VORLIEGENDER TEXTAUSZUG:
------
Warum jemand nicht an biblische Wunder glaubt: Entweder er betrachtet die historische Quellenlage als nicht ausreichend, oder er hält ein Wunder aus philosophischen Gründen für grundsätzlich unmöglich
Prof. Lindemann geht andererseits nicht näher darauf ein, warum er nicht an die im Neuen Testament berichteten Wunder glaubt. Zwei Antwortansätze wären denkbar. Entweder er betrachtet die historische Quellenlage als nicht ausreichend, oder er hält ein Wunder aus philosophischen Gründen für grundsätzlich unmöglich. Auf die Bewertung der neutestamentlichen Quellen bin ich im vorangehenden Punkt kurz eingegangen. Die Mehrheit der deutschen Neutestamentler lehnt die Tatsächlichkeit der Wunder Jesu meiner Einschätzung nach jedoch aus weltanschaulichen Gründen ab. Einige wenige Theologen sind Atheisten: Weil es keinen Gott gibt, der von außen in die Natur eingreifen könnte, kann es kein Wunder geben. Einige Bibelwissenschaftler denken (wie B. Spinoza, G. E. Lessing, F. D. E. Schleiermacher und wohl auch E. Drewermann) tendenziell pan(en)theistisch: Weil Gott und Natur im wesentlichen identisch sind, ist ein Wunder unmöglich. Die große Mehrzahl der liberalen Neutestamentler dürfte jedoch (wie D. F. Strauß und wohl auch R. Bultmann und G. Theissen) eine Spielart des Deismus vertreten: Gott hat sich von seiner Schöpfung zurückgezogen und greift prinzipiell nicht in die Natur ein.
Jeder Anhänger einer solchen Weltanschauung muss sich allerdings die Frage gefallen lassen, wie er begründet, dass er deistisch denkt, und woher er mit absoluter Sicherheit weiß, dass Gott kein Wunder tun kann oder will. Eine überzeugende philosophische Antwort auf diese Frage ist mir nicht bekannt. In meinen Augen handelt es sich beim deistischen Welt- und Gottesbild um ein nicht ausreichend begründbares Vorurteil, von dem man sich freimachen sollte4.
------
GESTELLTE AUFGABE 1: Welche Weltanschauung dürfte laut dem Textauszug die große Mehrzahl der liberalen Neutestamentler vertreten?
------
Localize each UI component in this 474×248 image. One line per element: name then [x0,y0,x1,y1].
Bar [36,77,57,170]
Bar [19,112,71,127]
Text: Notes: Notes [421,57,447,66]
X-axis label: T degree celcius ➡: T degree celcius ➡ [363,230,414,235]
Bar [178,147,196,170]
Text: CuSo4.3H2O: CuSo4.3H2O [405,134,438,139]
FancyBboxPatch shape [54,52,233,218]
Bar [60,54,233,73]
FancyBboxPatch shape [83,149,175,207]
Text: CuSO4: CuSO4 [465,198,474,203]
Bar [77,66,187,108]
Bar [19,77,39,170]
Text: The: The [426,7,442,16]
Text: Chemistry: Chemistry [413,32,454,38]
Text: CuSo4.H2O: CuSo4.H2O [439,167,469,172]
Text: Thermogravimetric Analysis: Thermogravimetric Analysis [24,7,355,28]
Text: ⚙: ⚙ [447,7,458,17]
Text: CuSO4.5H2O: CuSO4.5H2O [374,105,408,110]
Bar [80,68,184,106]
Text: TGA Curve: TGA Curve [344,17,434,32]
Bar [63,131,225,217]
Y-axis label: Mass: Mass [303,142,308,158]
------
GESTELLTE AUFGABE 2: Bearbeite die Einträge vom Anfang bis einschließlich der Zeile mit „Text: The: The [426,7,442,16]“: Gib sie erneut wieder und ersetze dabei „Bar“ durch „Balken“, ohne sonst etwas zu ändern.

LÖSUNG DER AUFGABE 1: Eine Spielart des Deismus.

LÖSUNG DER AUFGABE 2:
Localize each UI component in this 474×248 image. One line per element: name then [x0,y0,x1,y1].
Balken [36,77,57,170]
Balken [19,112,71,127]
Text: Notes: Notes [421,57,447,66]
X-axis label: T degree celcius ➡: T degree celcius ➡ [363,230,414,235]
Balken [178,147,196,170]
Text: CuSo4.3H2O: CuSo4.3H2O [405,134,438,139]
FancyBboxPatch shape [54,52,233,218]
Balken [60,54,233,73]
FancyBboxPatch shape [83,149,175,207]
Text: CuSO4: CuSO4 [465,198,474,203]
Balken [77,66,187,108]
Balken [19,77,39,170]
Text: The: The [426,7,442,16]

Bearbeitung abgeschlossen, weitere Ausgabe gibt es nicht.